Your goal: Sift the listing for lines that hold the string "runout" and pull them out.
Start of Records for the exercise
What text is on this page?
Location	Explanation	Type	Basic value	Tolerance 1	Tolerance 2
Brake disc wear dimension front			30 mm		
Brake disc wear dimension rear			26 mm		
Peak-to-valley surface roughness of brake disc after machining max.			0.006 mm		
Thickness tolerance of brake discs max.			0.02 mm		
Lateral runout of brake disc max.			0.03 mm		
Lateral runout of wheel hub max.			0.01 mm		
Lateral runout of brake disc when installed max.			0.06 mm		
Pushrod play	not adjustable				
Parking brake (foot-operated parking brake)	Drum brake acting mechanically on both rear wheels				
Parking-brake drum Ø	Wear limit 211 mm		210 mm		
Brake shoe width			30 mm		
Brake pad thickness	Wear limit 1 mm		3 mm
End of Records for the exercise
Response to the exercise:
Lateral runout of brake disc max.			0.03 mm		
Lateral runout of wheel hub max.			0.01 mm		
Lateral runout of brake disc when installed max.			0.06 mm		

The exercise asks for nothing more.